DATA ROWS.

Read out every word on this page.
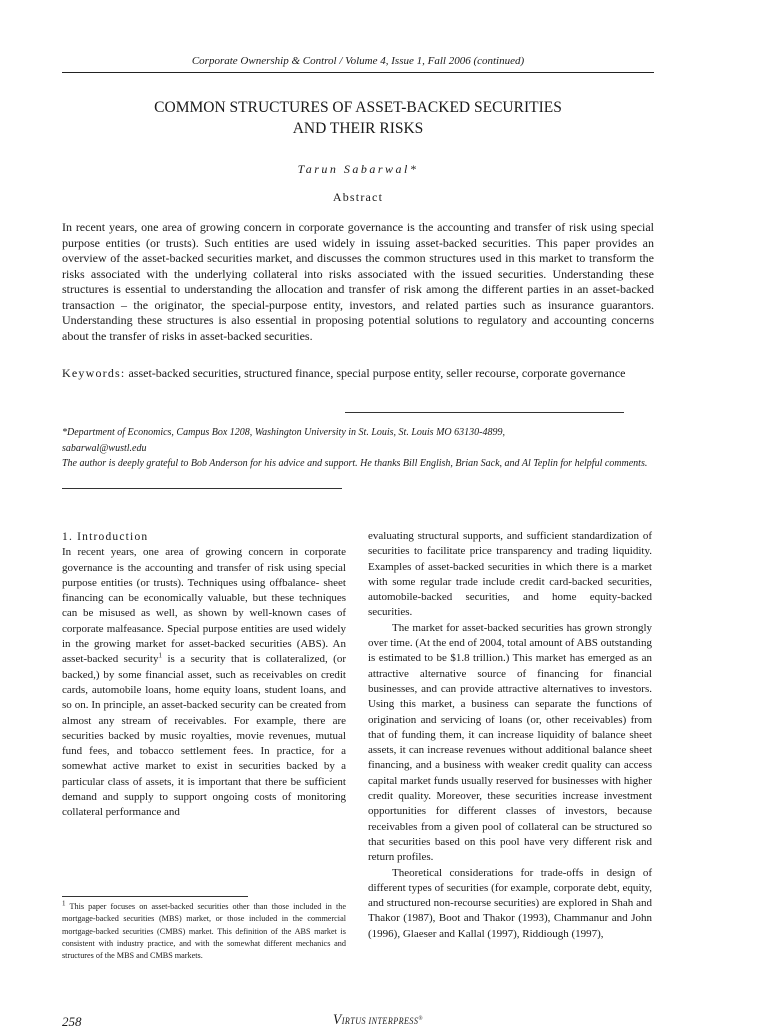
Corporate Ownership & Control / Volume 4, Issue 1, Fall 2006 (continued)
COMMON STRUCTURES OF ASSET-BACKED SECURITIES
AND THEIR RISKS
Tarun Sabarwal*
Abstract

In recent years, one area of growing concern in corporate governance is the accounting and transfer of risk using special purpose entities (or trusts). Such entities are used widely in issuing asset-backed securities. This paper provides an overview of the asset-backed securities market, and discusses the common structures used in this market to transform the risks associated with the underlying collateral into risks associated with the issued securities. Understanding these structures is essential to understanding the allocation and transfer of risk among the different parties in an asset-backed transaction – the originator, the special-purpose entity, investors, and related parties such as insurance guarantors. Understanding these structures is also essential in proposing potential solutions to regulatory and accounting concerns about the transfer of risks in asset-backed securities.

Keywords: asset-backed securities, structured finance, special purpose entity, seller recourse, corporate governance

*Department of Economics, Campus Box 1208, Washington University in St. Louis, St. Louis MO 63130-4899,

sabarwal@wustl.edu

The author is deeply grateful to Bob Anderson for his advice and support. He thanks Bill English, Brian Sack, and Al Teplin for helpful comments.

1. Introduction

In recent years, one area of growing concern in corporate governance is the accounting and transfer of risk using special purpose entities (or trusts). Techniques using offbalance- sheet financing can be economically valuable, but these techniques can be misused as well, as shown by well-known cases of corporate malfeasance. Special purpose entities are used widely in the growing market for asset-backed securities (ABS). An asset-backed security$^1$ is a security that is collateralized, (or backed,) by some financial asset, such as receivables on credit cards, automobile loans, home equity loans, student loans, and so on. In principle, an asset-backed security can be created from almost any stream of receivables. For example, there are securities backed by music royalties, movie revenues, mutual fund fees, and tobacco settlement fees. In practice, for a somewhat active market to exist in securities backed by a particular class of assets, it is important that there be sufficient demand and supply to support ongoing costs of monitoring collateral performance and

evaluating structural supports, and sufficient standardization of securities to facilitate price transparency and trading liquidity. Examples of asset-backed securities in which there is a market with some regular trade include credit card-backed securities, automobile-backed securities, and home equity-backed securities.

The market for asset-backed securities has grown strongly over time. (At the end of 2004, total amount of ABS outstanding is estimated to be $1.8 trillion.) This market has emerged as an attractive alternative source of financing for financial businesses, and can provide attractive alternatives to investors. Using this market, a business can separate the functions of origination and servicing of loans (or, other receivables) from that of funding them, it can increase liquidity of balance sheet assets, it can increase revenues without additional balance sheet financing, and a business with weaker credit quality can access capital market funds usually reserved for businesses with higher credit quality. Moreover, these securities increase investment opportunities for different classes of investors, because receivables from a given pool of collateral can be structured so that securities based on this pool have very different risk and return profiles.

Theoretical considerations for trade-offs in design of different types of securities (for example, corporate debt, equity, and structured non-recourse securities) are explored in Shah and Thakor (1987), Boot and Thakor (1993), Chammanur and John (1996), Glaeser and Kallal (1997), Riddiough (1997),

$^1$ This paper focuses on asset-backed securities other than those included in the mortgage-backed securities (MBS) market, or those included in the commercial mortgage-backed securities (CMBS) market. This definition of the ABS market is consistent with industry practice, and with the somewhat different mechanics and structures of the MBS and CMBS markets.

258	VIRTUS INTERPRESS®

INSTRUCTION.
Quote every line word for word and keep the images out of the copy.

CORRECT RESULT.
Read out every word on this page.
Corporate Ownership & Control / Volume 4, Issue 1, Fall 2006 (continued)
COMMON STRUCTURES OF ASSET-BACKED SECURITIES
AND THEIR RISKS
Tarun Sabarwal*
Abstract

In recent years, one area of growing concern in corporate governance is the accounting and transfer of risk using special purpose entities (or trusts). Such entities are used widely in issuing asset-backed securities. This paper provides an overview of the asset-backed securities market, and discusses the common structures used in this market to transform the risks associated with the underlying collateral into risks associated with the issued securities. Understanding these structures is essential to understanding the allocation and transfer of risk among the different parties in an asset-backed transaction – the originator, the special-purpose entity, investors, and related parties such as insurance guarantors. Understanding these structures is also essential in proposing potential solutions to regulatory and accounting concerns about the transfer of risks in asset-backed securities.

Keywords: asset-backed securities, structured finance, special purpose entity, seller recourse, corporate governance

*Department of Economics, Campus Box 1208, Washington University in St. Louis, St. Louis MO 63130-4899,

sabarwal@wustl.edu

The author is deeply grateful to Bob Anderson for his advice and support. He thanks Bill English, Brian Sack, and Al Teplin for helpful comments.

1. Introduction

In recent years, one area of growing concern in corporate governance is the accounting and transfer of risk using special purpose entities (or trusts). Techniques using offbalance- sheet financing can be economically valuable, but these techniques can be misused as well, as shown by well-known cases of corporate malfeasance. Special purpose entities are used widely in the growing market for asset-backed securities (ABS). An asset-backed security$^1$ is a security that is collateralized, (or backed,) by some financial asset, such as receivables on credit cards, automobile loans, home equity loans, student loans, and so on. In principle, an asset-backed security can be created from almost any stream of receivables. For example, there are securities backed by music royalties, movie revenues, mutual fund fees, and tobacco settlement fees. In practice, for a somewhat active market to exist in securities backed by a particular class of assets, it is important that there be sufficient demand and supply to support ongoing costs of monitoring collateral performance and

evaluating structural supports, and sufficient standardization of securities to facilitate price transparency and trading liquidity. Examples of asset-backed securities in which there is a market with some regular trade include credit card-backed securities, automobile-backed securities, and home equity-backed securities.

The market for asset-backed securities has grown strongly over time. (At the end of 2004, total amount of ABS outstanding is estimated to be $1.8 trillion.) This market has emerged as an attractive alternative source of financing for financial businesses, and can provide attractive alternatives to investors. Using this market, a business can separate the functions of origination and servicing of loans (or, other receivables) from that of funding them, it can increase liquidity of balance sheet assets, it can increase revenues without additional balance sheet financing, and a business with weaker credit quality can access capital market funds usually reserved for businesses with higher credit quality. Moreover, these securities increase investment opportunities for different classes of investors, because receivables from a given pool of collateral can be structured so that securities based on this pool have very different risk and return profiles.

Theoretical considerations for trade-offs in design of different types of securities (for example, corporate debt, equity, and structured non-recourse securities) are explored in Shah and Thakor (1987), Boot and Thakor (1993), Chammanur and John (1996), Glaeser and Kallal (1997), Riddiough (1997),

$^1$ This paper focuses on asset-backed securities other than those included in the mortgage-backed securities (MBS) market, or those included in the commercial mortgage-backed securities (CMBS) market. This definition of the ABS market is consistent with industry practice, and with the somewhat different mechanics and structures of the MBS and CMBS markets.

258	VIRTUS INTERPRESS®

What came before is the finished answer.